Stored entries:
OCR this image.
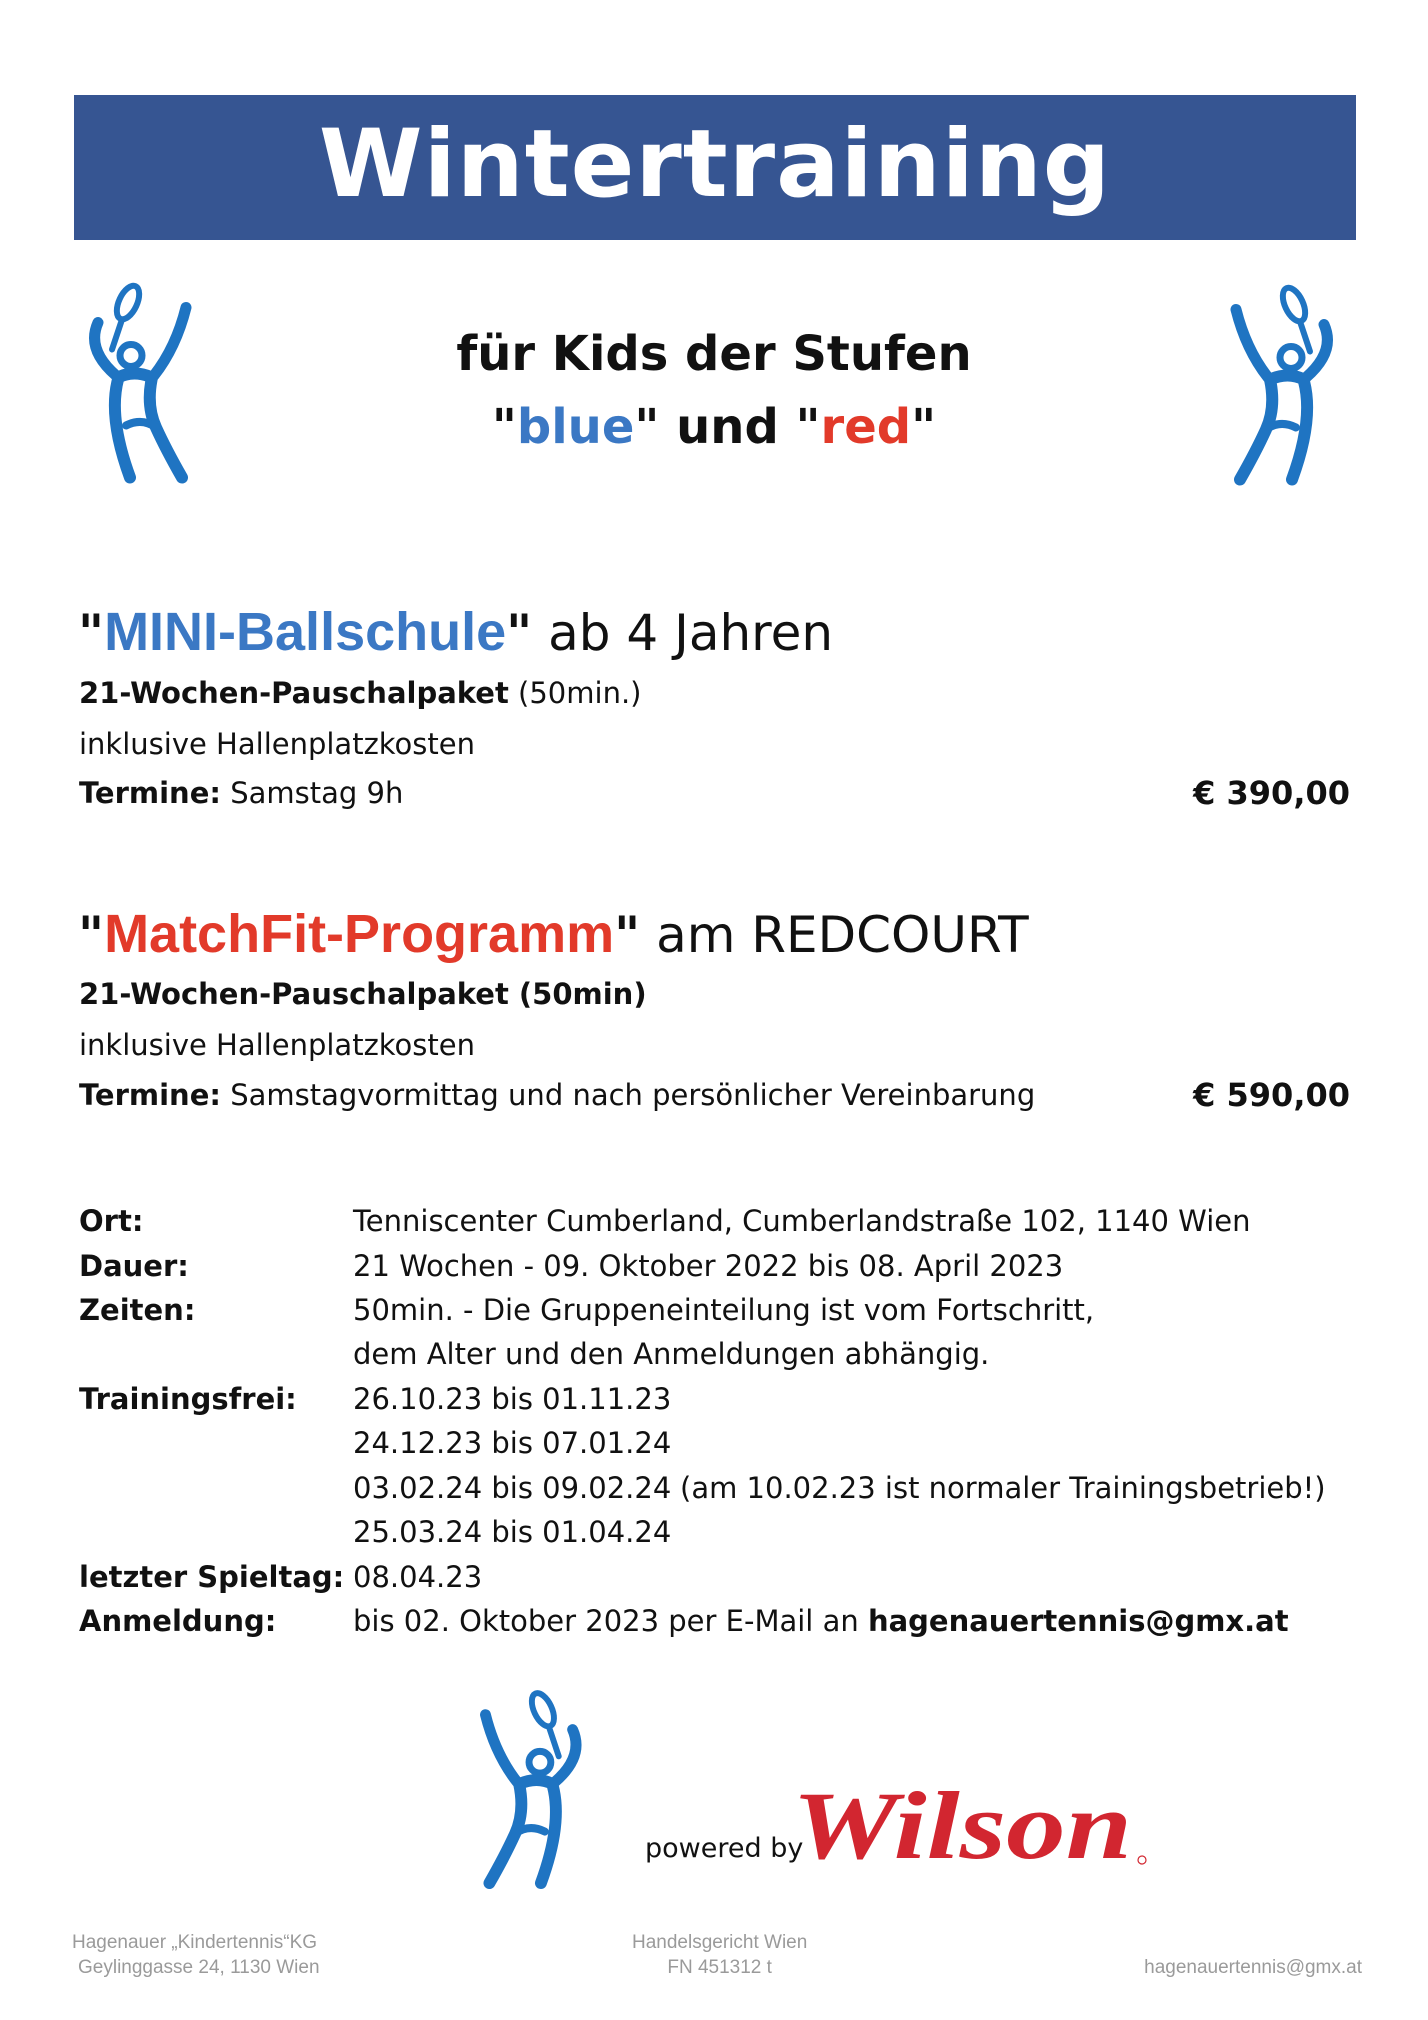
Wintertraining
für Kids der Stufen
"blue" und "red"
"MINI-Ballschule" ab 4 Jahren
21-Wochen-Pauschalpaket (50min.)
inklusive Hallenplatzkosten
Termine: Samstag 9h	€ 390,00
"MatchFit-Programm" am REDCOURT
21-Wochen-Pauschalpaket (50min)
inklusive Hallenplatzkosten
Termine: Samstagvormittag und nach persönlicher Vereinbarung	€ 590,00
Ort:	Tenniscenter Cumberland, Cumberlandstraße 102, 1140 Wien
Dauer:	21 Wochen - 09. Oktober 2022 bis 08. April 2023
Zeiten:	50min. - Die Gruppeneinteilung ist vom Fortschritt,
dem Alter und den Anmeldungen abhängig.
Trainingsfrei: 26.10.23 bis 01.11.23
24.12.23 bis 07.01.24
03.02.24 bis 09.02.24 (am 10.02.23 ist normaler Trainingsbetrieb!)
25.03.24 bis 01.04.24
letzter Spieltag: 08.04.23
Anmeldung:	bis 02. Oktober 2023 per E-Mail an hagenauertennis@gmx.at
powered by
Wilson
Hagenauer „Kindertennis“KG
Geylinggasse 24, 1130 Wien
Handelsgericht Wien
FN 451312 t	hagenauertennis@gmx.at
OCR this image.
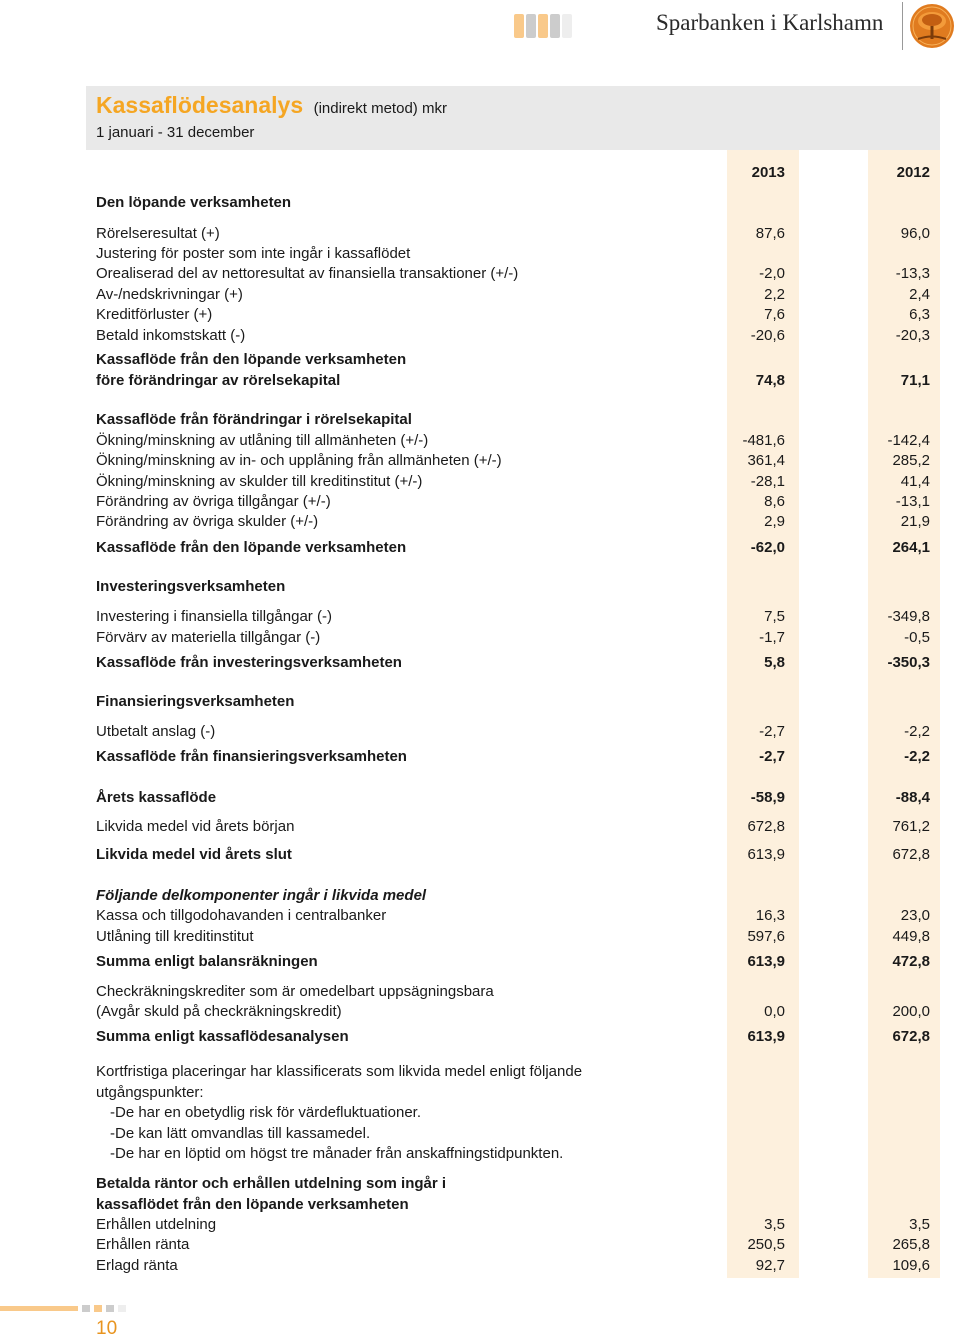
Sparbanken i Karlshamn
Kassaflödesanalys (indirekt metod) mkr
1 januari - 31 december
2013	2012
Den löpande verksamheten
Rörelseresultat (+)	87,6	96,0
Justering för poster som inte ingår i kassaflödet
Orealiserad del av nettoresultat av finansiella transaktioner (+/-)	-2,0	-13,3
Av-/nedskrivningar (+)	2,2	2,4
Kreditförluster (+)	7,6	6,3
Betald inkomstskatt (-)	-20,6	-20,3
Kassaflöde från den löpande verksamheten
före förändringar av rörelsekapital	74,8	71,1
Kassaflöde från förändringar i rörelsekapital
Ökning/minskning av utlåning till allmänheten (+/-)	-481,6	-142,4
Ökning/minskning av in- och upplåning från allmänheten (+/-)	361,4	285,2
Ökning/minskning av skulder till kreditinstitut (+/-)	-28,1	41,4
Förändring av övriga tillgångar (+/-)	8,6	-13,1
Förändring av övriga skulder (+/-)	2,9	21,9
Kassaflöde från den löpande verksamheten	-62,0	264,1
Investeringsverksamheten
Investering i finansiella tillgångar (-)	7,5	-349,8
Förvärv av materiella tillgångar (-)	-1,7	-0,5
Kassaflöde från investeringsverksamheten	5,8	-350,3
Finansieringsverksamheten
Utbetalt anslag (-)	-2,7	-2,2
Kassaflöde från finansieringsverksamheten	-2,7	-2,2
Årets kassaflöde	-58,9	-88,4
Likvida medel vid årets början	672,8	761,2
Likvida medel vid årets slut	613,9	672,8
Följande delkomponenter ingår i likvida medel
Kassa och tillgodohavanden i centralbanker	16,3	23,0
Utlåning till kreditinstitut	597,6	449,8
Summa enligt balansräkningen	613,9	472,8
Checkräkningskrediter som är omedelbart uppsägningsbara
(Avgår skuld på checkräkningskredit)	0,0	200,0
Summa enligt kassaflödesanalysen	613,9	672,8
Kortfristiga placeringar har klassificerats som likvida medel enligt följande
utgångspunkter:
-De har en obetydlig risk för värdefluktuationer.
-De kan lätt omvandlas till kassamedel.
-De har en löptid om högst tre månader från anskaffningstidpunkten.
Betalda räntor och erhållen utdelning som ingår i
kassaflödet från den löpande verksamheten
Erhållen utdelning	3,5	3,5
Erhållen ränta	250,5	265,8
Erlagd ränta	92,7	109,6
10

SET PROBLEM: Make an exact copy of the whole listing, but don't bring over any pictures.

SOLVED EXERCISE:
OCR this image.
Wintertraining
für Kids der Stufen
"blue" und "red"
"MINI-Ballschule" ab 4 Jahren
21-Wochen-Pauschalpaket (50min.)
inklusive Hallenplatzkosten
Termine: Samstag 9h	€ 390,00
"MatchFit-Programm" am REDCOURT
21-Wochen-Pauschalpaket (50min)
inklusive Hallenplatzkosten
Termine: Samstagvormittag und nach persönlicher Vereinbarung	€ 590,00
Ort:	Tenniscenter Cumberland, Cumberlandstraße 102, 1140 Wien
Dauer:	21 Wochen - 09. Oktober 2022 bis 08. April 2023
Zeiten:	50min. - Die Gruppeneinteilung ist vom Fortschritt,
dem Alter und den Anmeldungen abhängig.
Trainingsfrei: 26.10.23 bis 01.11.23
24.12.23 bis 07.01.24
03.02.24 bis 09.02.24 (am 10.02.23 ist normaler Trainingsbetrieb!)
25.03.24 bis 01.04.24
letzter Spieltag: 08.04.23
Anmeldung:	bis 02. Oktober 2023 per E-Mail an hagenauertennis@gmx.at
powered by
Wilson
Hagenauer „Kindertennis“KG
Geylinggasse 24, 1130 Wien
Handelsgericht Wien
FN 451312 t	hagenauertennis@gmx.at
OCR this image.
Sparbanken i Karlshamn
Kassaflödesanalys (indirekt metod) mkr
1 januari - 31 december
2013	2012
Den löpande verksamheten
Rörelseresultat (+)	87,6	96,0
Justering för poster som inte ingår i kassaflödet
Orealiserad del av nettoresultat av finansiella transaktioner (+/-)	-2,0	-13,3
Av-/nedskrivningar (+)	2,2	2,4
Kreditförluster (+)	7,6	6,3
Betald inkomstskatt (-)	-20,6	-20,3
Kassaflöde från den löpande verksamheten
före förändringar av rörelsekapital	74,8	71,1
Kassaflöde från förändringar i rörelsekapital
Ökning/minskning av utlåning till allmänheten (+/-)	-481,6	-142,4
Ökning/minskning av in- och upplåning från allmänheten (+/-)	361,4	285,2
Ökning/minskning av skulder till kreditinstitut (+/-)	-28,1	41,4
Förändring av övriga tillgångar (+/-)	8,6	-13,1
Förändring av övriga skulder (+/-)	2,9	21,9
Kassaflöde från den löpande verksamheten	-62,0	264,1
Investeringsverksamheten
Investering i finansiella tillgångar (-)	7,5	-349,8
Förvärv av materiella tillgångar (-)	-1,7	-0,5
Kassaflöde från investeringsverksamheten	5,8	-350,3
Finansieringsverksamheten
Utbetalt anslag (-)	-2,7	-2,2
Kassaflöde från finansieringsverksamheten	-2,7	-2,2
Årets kassaflöde	-58,9	-88,4
Likvida medel vid årets början	672,8	761,2
Likvida medel vid årets slut	613,9	672,8
Följande delkomponenter ingår i likvida medel
Kassa och tillgodohavanden i centralbanker	16,3	23,0
Utlåning till kreditinstitut	597,6	449,8
Summa enligt balansräkningen	613,9	472,8
Checkräkningskrediter som är omedelbart uppsägningsbara
(Avgår skuld på checkräkningskredit)	0,0	200,0
Summa enligt kassaflödesanalysen	613,9	672,8
Kortfristiga placeringar har klassificerats som likvida medel enligt följande
utgångspunkter:
-De har en obetydlig risk för värdefluktuationer.
-De kan lätt omvandlas till kassamedel.
-De har en löptid om högst tre månader från anskaffningstidpunkten.
Betalda räntor och erhållen utdelning som ingår i
kassaflödet från den löpande verksamheten
Erhållen utdelning	3,5	3,5
Erhållen ränta	250,5	265,8
Erlagd ränta	92,7	109,6
10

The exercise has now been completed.